Figure collection entries:

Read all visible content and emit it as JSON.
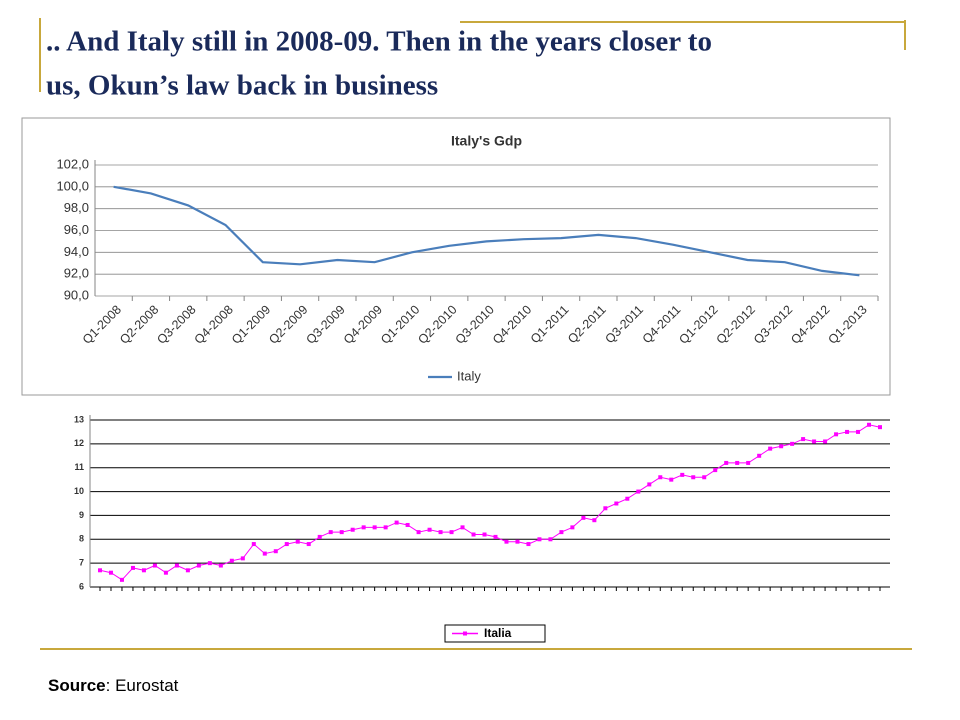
{
  "header": {
    "title_lines": [
      ".. And Italy still in 2008-09. Then in the years closer to",
      "us, Okun’s law back in business"
    ]
  },
  "chart_data": [
    {
      "type": "line",
      "title": "Italy's Gdp",
      "categories": [
        "Q1-2008",
        "Q2-2008",
        "Q3-2008",
        "Q4-2008",
        "Q1-2009",
        "Q2-2009",
        "Q3-2009",
        "Q4-2009",
        "Q1-2010",
        "Q2-2010",
        "Q3-2010",
        "Q4-2010",
        "Q1-2011",
        "Q2-2011",
        "Q3-2011",
        "Q4-2011",
        "Q1-2012",
        "Q2-2012",
        "Q3-2012",
        "Q4-2012",
        "Q1-2013"
      ],
      "series": [
        {
          "name": "Italy",
          "color": "#4a7ebb",
          "values": [
            100.0,
            99.4,
            98.3,
            96.5,
            93.1,
            92.9,
            93.3,
            93.1,
            94.0,
            94.6,
            95.0,
            95.2,
            95.3,
            95.6,
            95.3,
            94.7,
            94.0,
            93.3,
            93.1,
            92.3,
            91.9
          ]
        }
      ],
      "ylim": [
        90,
        102
      ],
      "yticks": [
        {
          "value": 90,
          "label": "90,0"
        },
        {
          "value": 92,
          "label": "92,0"
        },
        {
          "value": 94,
          "label": "94,0"
        },
        {
          "value": 96,
          "label": "96,0"
        },
        {
          "value": 98,
          "label": "98,0"
        },
        {
          "value": 100,
          "label": "100,0"
        },
        {
          "value": 102,
          "label": "102,0"
        }
      ],
      "grid": true,
      "legend": "bottom"
    },
    {
      "type": "line",
      "series": [
        {
          "name": "Italia",
          "color": "#ff00ff",
          "values": [
            6.7,
            6.6,
            6.3,
            6.8,
            6.7,
            6.9,
            6.6,
            6.9,
            6.7,
            6.9,
            7.0,
            6.9,
            7.1,
            7.2,
            7.8,
            7.4,
            7.5,
            7.8,
            7.9,
            7.8,
            8.1,
            8.3,
            8.3,
            8.4,
            8.5,
            8.5,
            8.5,
            8.7,
            8.6,
            8.3,
            8.4,
            8.3,
            8.3,
            8.5,
            8.2,
            8.2,
            8.1,
            7.9,
            7.9,
            7.8,
            8.0,
            8.0,
            8.3,
            8.5,
            8.9,
            8.8,
            9.3,
            9.5,
            9.7,
            10.0,
            10.3,
            10.6,
            10.5,
            10.7,
            10.6,
            10.6,
            10.9,
            11.2,
            11.2,
            11.2,
            11.5,
            11.8,
            11.9,
            12.0,
            12.2,
            12.1,
            12.1,
            12.4,
            12.5,
            12.5,
            12.8,
            12.7
          ]
        }
      ],
      "ylim": [
        6,
        13
      ],
      "yticks": [
        6,
        7,
        8,
        9,
        10,
        11,
        12,
        13
      ],
      "grid": true,
      "legend": "bottom"
    }
  ],
  "source": {
    "label": "Source",
    "text": ": Eurostat"
  }
}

* **EXERCISE INSTRUCTIONS**
Repeat each entry precisely as it appears. Leave the pictures out.

* **WRITTEN RESPONSE**
Read all visible content and emit it as JSON.
{
  "header": {
    "title_lines": [
      ".. And Italy still in 2008-09. Then in the years closer to",
      "us, Okun’s law back in business"
    ]
  },
  "chart_data": [
    {
      "type": "line",
      "title": "Italy's Gdp",
      "categories": [
        "Q1-2008",
        "Q2-2008",
        "Q3-2008",
        "Q4-2008",
        "Q1-2009",
        "Q2-2009",
        "Q3-2009",
        "Q4-2009",
        "Q1-2010",
        "Q2-2010",
        "Q3-2010",
        "Q4-2010",
        "Q1-2011",
        "Q2-2011",
        "Q3-2011",
        "Q4-2011",
        "Q1-2012",
        "Q2-2012",
        "Q3-2012",
        "Q4-2012",
        "Q1-2013"
      ],
      "series": [
        {
          "name": "Italy",
          "color": "#4a7ebb",
          "values": [
            100.0,
            99.4,
            98.3,
            96.5,
            93.1,
            92.9,
            93.3,
            93.1,
            94.0,
            94.6,
            95.0,
            95.2,
            95.3,
            95.6,
            95.3,
            94.7,
            94.0,
            93.3,
            93.1,
            92.3,
            91.9
          ]
        }
      ],
      "ylim": [
        90,
        102
      ],
      "yticks": [
        {
          "value": 90,
          "label": "90,0"
        },
        {
          "value": 92,
          "label": "92,0"
        },
        {
          "value": 94,
          "label": "94,0"
        },
        {
          "value": 96,
          "label": "96,0"
        },
        {
          "value": 98,
          "label": "98,0"
        },
        {
          "value": 100,
          "label": "100,0"
        },
        {
          "value": 102,
          "label": "102,0"
        }
      ],
      "grid": true,
      "legend": "bottom"
    },
    {
      "type": "line",
      "series": [
        {
          "name": "Italia",
          "color": "#ff00ff",
          "values": [
            6.7,
            6.6,
            6.3,
            6.8,
            6.7,
            6.9,
            6.6,
            6.9,
            6.7,
            6.9,
            7.0,
            6.9,
            7.1,
            7.2,
            7.8,
            7.4,
            7.5,
            7.8,
            7.9,
            7.8,
            8.1,
            8.3,
            8.3,
            8.4,
            8.5,
            8.5,
            8.5,
            8.7,
            8.6,
            8.3,
            8.4,
            8.3,
            8.3,
            8.5,
            8.2,
            8.2,
            8.1,
            7.9,
            7.9,
            7.8,
            8.0,
            8.0,
            8.3,
            8.5,
            8.9,
            8.8,
            9.3,
            9.5,
            9.7,
            10.0,
            10.3,
            10.6,
            10.5,
            10.7,
            10.6,
            10.6,
            10.9,
            11.2,
            11.2,
            11.2,
            11.5,
            11.8,
            11.9,
            12.0,
            12.2,
            12.1,
            12.1,
            12.4,
            12.5,
            12.5,
            12.8,
            12.7
          ]
        }
      ],
      "ylim": [
        6,
        13
      ],
      "yticks": [
        6,
        7,
        8,
        9,
        10,
        11,
        12,
        13
      ],
      "grid": true,
      "legend": "bottom"
    }
  ],
  "source": {
    "label": "Source",
    "text": ": Eurostat"
  }
}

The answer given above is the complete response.